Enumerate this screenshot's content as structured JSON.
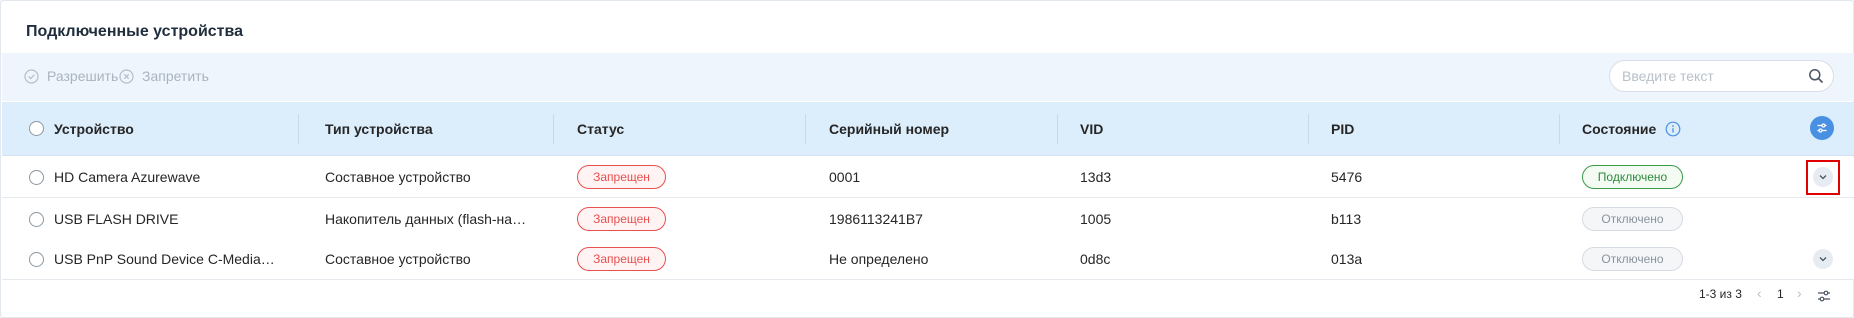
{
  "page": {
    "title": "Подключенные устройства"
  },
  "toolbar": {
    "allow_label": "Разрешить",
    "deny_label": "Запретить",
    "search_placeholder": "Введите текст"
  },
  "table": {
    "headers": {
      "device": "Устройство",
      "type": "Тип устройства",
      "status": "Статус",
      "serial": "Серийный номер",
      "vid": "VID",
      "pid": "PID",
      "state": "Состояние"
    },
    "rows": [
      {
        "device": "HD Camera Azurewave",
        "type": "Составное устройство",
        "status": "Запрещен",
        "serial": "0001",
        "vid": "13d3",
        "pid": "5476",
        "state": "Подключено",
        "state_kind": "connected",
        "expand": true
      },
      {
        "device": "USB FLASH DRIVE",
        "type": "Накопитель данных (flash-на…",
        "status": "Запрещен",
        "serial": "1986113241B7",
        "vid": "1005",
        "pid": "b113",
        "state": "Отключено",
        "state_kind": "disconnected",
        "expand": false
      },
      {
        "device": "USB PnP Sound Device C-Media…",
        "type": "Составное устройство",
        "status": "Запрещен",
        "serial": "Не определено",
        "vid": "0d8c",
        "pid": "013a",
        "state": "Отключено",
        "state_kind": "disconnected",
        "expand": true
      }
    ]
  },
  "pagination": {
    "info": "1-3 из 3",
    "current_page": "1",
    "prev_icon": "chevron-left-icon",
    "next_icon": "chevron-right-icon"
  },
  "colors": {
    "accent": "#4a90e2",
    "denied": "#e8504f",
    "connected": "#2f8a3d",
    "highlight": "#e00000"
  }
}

Your instructions
Retype the whole listing, keeping every line identical and omitting all pictures.

Result of the task
Enumerate this screenshot's content as structured JSON.
{
  "page": {
    "title": "Подключенные устройства"
  },
  "toolbar": {
    "allow_label": "Разрешить",
    "deny_label": "Запретить",
    "search_placeholder": "Введите текст"
  },
  "table": {
    "headers": {
      "device": "Устройство",
      "type": "Тип устройства",
      "status": "Статус",
      "serial": "Серийный номер",
      "vid": "VID",
      "pid": "PID",
      "state": "Состояние"
    },
    "rows": [
      {
        "device": "HD Camera Azurewave",
        "type": "Составное устройство",
        "status": "Запрещен",
        "serial": "0001",
        "vid": "13d3",
        "pid": "5476",
        "state": "Подключено",
        "state_kind": "connected",
        "expand": true
      },
      {
        "device": "USB FLASH DRIVE",
        "type": "Накопитель данных (flash-на…",
        "status": "Запрещен",
        "serial": "1986113241B7",
        "vid": "1005",
        "pid": "b113",
        "state": "Отключено",
        "state_kind": "disconnected",
        "expand": false
      },
      {
        "device": "USB PnP Sound Device C-Media…",
        "type": "Составное устройство",
        "status": "Запрещен",
        "serial": "Не определено",
        "vid": "0d8c",
        "pid": "013a",
        "state": "Отключено",
        "state_kind": "disconnected",
        "expand": true
      }
    ]
  },
  "pagination": {
    "info": "1-3 из 3",
    "current_page": "1",
    "prev_icon": "chevron-left-icon",
    "next_icon": "chevron-right-icon"
  },
  "colors": {
    "accent": "#4a90e2",
    "denied": "#e8504f",
    "connected": "#2f8a3d",
    "highlight": "#e00000"
  }
}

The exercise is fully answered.